Copy out everything from the line containing "section-divider [10,46,545,47]" down to the line containing "Annotate this image: element", including both of those lines, and leave out the pictures.

--- begin Input rows ---

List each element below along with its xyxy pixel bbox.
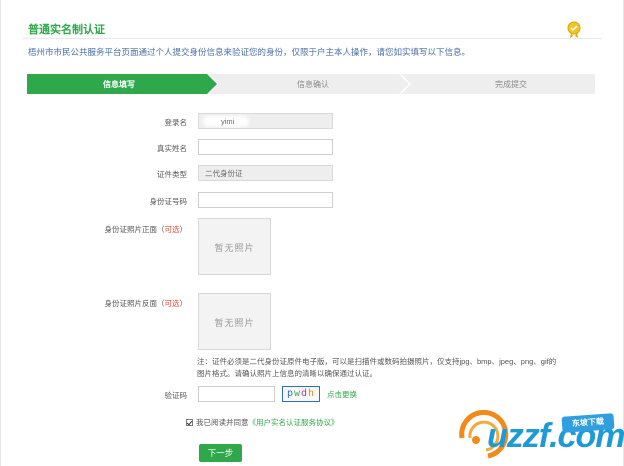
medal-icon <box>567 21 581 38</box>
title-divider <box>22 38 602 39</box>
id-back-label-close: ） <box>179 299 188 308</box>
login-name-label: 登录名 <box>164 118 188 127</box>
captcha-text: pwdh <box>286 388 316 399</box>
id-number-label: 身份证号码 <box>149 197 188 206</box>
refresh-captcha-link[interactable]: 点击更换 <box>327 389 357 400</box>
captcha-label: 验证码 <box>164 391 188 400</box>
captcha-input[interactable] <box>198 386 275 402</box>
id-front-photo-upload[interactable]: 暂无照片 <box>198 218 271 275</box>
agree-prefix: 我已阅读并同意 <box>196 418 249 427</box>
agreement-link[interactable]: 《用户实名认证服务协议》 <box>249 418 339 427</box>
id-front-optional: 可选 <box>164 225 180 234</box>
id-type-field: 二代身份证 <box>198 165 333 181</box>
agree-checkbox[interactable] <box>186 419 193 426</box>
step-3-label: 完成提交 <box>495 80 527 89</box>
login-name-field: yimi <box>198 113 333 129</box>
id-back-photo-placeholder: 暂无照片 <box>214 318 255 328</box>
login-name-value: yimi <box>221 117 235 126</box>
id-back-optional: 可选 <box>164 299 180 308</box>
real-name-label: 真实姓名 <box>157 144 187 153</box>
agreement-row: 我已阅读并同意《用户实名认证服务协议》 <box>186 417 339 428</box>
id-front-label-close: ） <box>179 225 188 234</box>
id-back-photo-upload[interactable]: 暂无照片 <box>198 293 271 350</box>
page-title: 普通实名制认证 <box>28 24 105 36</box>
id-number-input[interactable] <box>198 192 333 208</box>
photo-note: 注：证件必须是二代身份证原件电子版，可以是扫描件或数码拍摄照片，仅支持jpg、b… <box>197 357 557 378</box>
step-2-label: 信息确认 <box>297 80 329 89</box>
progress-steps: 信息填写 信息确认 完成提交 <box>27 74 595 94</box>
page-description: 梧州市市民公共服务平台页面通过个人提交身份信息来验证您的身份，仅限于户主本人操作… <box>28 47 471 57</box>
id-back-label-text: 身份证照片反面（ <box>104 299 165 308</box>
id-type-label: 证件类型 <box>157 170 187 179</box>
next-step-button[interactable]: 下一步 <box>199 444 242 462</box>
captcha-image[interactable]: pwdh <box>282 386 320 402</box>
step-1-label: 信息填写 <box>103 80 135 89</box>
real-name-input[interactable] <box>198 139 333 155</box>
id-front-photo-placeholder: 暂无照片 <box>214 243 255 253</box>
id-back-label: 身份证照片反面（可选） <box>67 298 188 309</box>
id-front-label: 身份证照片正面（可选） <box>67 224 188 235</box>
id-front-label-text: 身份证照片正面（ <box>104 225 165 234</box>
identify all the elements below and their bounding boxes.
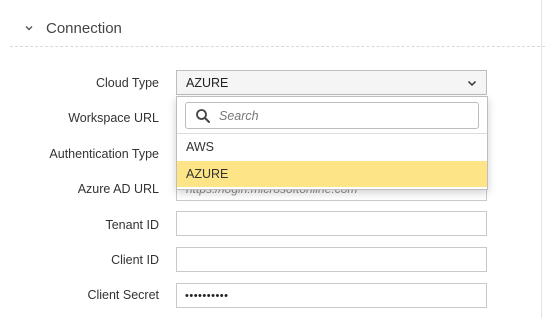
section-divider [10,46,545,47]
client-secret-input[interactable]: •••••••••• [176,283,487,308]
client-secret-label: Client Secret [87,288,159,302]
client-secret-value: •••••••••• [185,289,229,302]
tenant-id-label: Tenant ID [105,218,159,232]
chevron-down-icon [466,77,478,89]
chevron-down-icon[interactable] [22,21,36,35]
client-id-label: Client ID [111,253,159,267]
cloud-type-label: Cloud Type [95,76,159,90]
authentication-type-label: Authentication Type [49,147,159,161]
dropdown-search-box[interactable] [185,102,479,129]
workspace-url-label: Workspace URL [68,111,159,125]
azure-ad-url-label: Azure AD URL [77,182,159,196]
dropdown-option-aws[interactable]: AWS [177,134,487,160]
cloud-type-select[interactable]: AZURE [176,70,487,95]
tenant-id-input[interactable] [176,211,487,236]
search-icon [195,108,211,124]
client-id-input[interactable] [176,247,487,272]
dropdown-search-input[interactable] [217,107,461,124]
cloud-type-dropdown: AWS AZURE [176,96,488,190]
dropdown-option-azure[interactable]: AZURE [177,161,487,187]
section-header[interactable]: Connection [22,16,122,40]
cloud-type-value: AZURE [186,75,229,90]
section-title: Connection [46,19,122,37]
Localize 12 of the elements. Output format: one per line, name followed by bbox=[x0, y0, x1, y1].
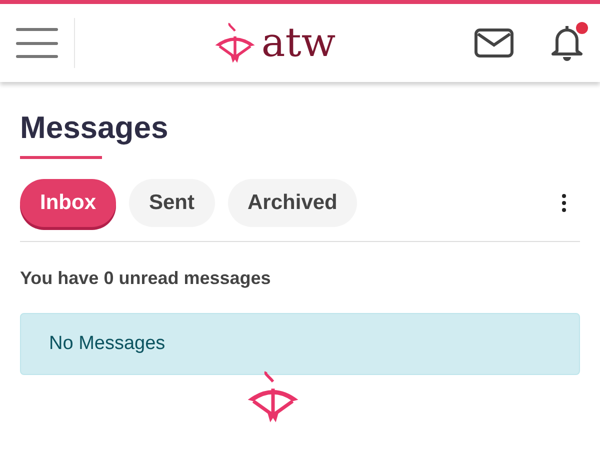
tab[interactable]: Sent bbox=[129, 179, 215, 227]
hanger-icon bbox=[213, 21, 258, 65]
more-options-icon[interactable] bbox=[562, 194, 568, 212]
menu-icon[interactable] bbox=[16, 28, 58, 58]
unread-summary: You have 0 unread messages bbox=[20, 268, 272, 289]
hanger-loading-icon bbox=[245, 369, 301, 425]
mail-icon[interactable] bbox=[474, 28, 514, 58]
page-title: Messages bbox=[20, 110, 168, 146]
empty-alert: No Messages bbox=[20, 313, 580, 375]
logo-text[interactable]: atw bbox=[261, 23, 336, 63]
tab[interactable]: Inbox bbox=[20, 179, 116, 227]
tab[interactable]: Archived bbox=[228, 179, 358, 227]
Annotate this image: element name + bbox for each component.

--- end Input rows ---
--- begin Input rows ---

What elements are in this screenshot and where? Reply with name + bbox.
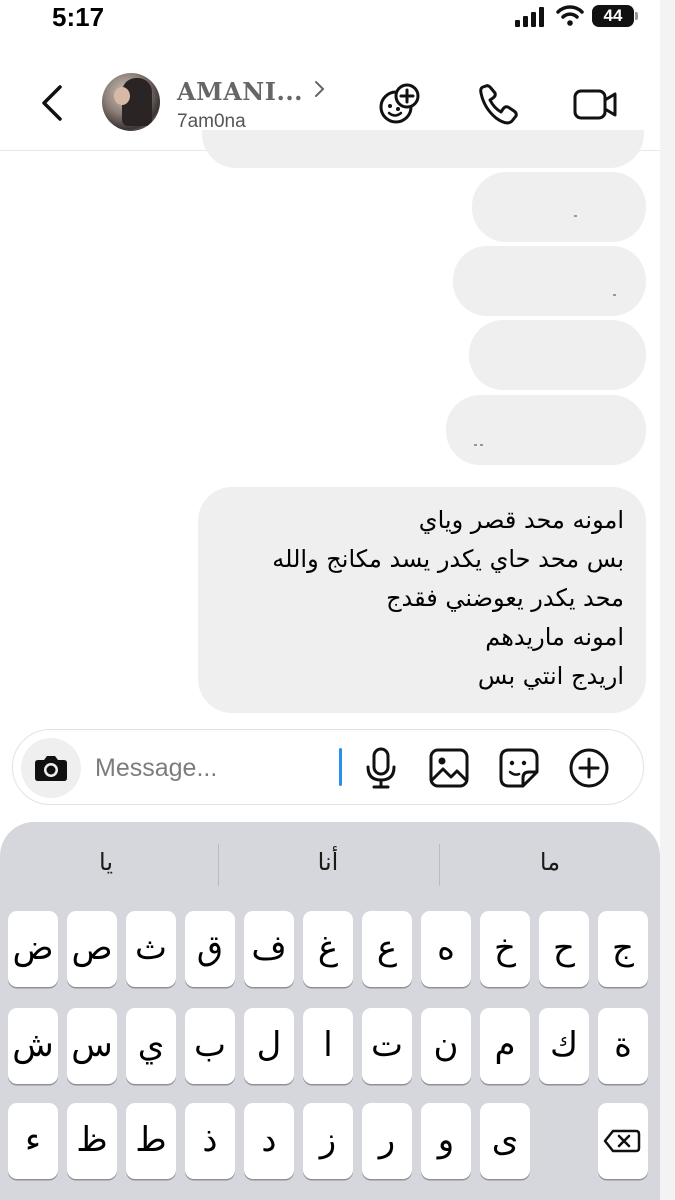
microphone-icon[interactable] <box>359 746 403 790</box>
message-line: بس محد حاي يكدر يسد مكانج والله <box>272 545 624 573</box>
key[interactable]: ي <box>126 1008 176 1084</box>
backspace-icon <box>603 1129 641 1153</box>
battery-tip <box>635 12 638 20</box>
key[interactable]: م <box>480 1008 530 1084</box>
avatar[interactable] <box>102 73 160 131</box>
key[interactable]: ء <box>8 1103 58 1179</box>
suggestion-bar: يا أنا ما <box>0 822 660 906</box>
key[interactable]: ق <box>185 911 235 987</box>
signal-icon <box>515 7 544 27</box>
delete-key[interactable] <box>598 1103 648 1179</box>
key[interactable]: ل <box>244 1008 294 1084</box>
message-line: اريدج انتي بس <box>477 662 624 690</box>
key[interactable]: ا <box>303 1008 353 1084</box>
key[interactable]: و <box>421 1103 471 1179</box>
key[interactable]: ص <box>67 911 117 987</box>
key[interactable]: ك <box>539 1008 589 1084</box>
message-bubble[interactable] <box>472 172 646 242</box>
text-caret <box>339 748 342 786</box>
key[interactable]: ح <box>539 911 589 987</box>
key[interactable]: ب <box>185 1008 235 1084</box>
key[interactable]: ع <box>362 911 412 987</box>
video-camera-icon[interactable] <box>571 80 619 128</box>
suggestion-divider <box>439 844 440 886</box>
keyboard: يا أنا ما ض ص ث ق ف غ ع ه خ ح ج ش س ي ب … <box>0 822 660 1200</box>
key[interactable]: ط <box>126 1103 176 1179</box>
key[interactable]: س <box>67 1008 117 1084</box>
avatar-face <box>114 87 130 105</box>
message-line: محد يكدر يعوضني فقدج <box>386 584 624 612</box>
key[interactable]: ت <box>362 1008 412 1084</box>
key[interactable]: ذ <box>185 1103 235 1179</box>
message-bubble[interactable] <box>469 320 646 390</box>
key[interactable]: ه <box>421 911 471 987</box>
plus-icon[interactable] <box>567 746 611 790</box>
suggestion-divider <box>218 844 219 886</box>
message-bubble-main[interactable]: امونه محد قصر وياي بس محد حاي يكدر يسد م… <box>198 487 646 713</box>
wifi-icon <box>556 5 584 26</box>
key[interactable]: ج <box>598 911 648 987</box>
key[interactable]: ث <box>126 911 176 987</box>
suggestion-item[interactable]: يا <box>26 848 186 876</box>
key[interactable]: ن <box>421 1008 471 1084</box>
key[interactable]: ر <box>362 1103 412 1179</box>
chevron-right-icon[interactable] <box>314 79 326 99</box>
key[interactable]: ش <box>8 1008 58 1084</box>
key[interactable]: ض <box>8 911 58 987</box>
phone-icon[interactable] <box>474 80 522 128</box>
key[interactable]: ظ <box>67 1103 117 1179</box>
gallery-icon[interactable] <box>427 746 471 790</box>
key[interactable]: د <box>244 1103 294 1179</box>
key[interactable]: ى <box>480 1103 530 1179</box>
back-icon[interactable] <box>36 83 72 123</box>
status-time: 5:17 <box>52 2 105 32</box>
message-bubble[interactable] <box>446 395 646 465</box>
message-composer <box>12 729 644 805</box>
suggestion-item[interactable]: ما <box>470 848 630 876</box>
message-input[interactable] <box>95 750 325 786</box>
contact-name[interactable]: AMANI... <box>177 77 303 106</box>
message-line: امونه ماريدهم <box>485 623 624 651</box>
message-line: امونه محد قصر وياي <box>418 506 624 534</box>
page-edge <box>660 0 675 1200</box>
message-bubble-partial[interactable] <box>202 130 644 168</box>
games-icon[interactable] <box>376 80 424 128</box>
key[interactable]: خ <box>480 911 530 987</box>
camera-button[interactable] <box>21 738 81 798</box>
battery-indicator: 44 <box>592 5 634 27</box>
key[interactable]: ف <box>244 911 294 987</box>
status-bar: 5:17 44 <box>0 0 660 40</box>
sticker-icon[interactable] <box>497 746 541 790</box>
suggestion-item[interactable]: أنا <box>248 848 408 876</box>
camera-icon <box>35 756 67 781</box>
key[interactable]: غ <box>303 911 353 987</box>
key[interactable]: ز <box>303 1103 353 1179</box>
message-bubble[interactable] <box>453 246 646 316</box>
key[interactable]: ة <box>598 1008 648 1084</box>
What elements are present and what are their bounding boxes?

--- end Input rows ---

## The answer
section-divider [10,46,545,47]
client-secret-input[interactable]: •••••••••• [176,283,487,308]
client-secret-label: Client Secret [87,288,159,302]
client-secret-value: •••••••••• [185,289,229,302]
tenant-id-label: Tenant ID [105,218,159,232]
chevron-down-icon [466,77,478,89]
chevron-down-icon[interactable] [22,21,36,35]
client-id-label: Client ID [111,253,159,267]
cloud-type-label: Cloud Type [95,76,159,90]
authentication-type-label: Authentication Type [49,147,159,161]
dropdown-search-box[interactable] [185,102,479,129]
workspace-url-label: Workspace URL [68,111,159,125]
azure-ad-url-label: Azure AD URL [77,182,159,196]
dropdown-option-aws[interactable]: AWS [177,134,487,160]
cloud-type-select[interactable]: AZURE [176,70,487,95]
tenant-id-input[interactable] [176,211,487,236]
search-icon [195,108,211,124]
client-id-input[interactable] [176,247,487,272]
dropdown-search-input[interactable] [217,107,461,124]
cloud-type-dropdown: AWS AZURE [176,96,488,190]
dropdown-option-azure[interactable]: AZURE [177,161,487,187]
section-header[interactable]: Connection [22,16,122,40]
cloud-type-value: AZURE [186,75,229,90]
section-title: Connection [46,19,122,37]
Localize 12 of the elements. Output format: one per line, name followed by bbox=[x0, y0, x1, y1].
tab[interactable]: Sent bbox=[129, 179, 215, 227]
hanger-icon bbox=[213, 21, 258, 65]
more-options-icon[interactable] bbox=[562, 194, 568, 212]
menu-icon[interactable] bbox=[16, 28, 58, 58]
unread-summary: You have 0 unread messages bbox=[20, 268, 272, 289]
hanger-loading-icon bbox=[245, 369, 301, 425]
mail-icon[interactable] bbox=[474, 28, 514, 58]
page-title: Messages bbox=[20, 110, 168, 146]
empty-alert: No Messages bbox=[20, 313, 580, 375]
logo-text[interactable]: atw bbox=[261, 23, 336, 63]
tab[interactable]: Inbox bbox=[20, 179, 116, 227]
tab[interactable]: Archived bbox=[228, 179, 358, 227]
Annotate this image: element name + bbox for each component.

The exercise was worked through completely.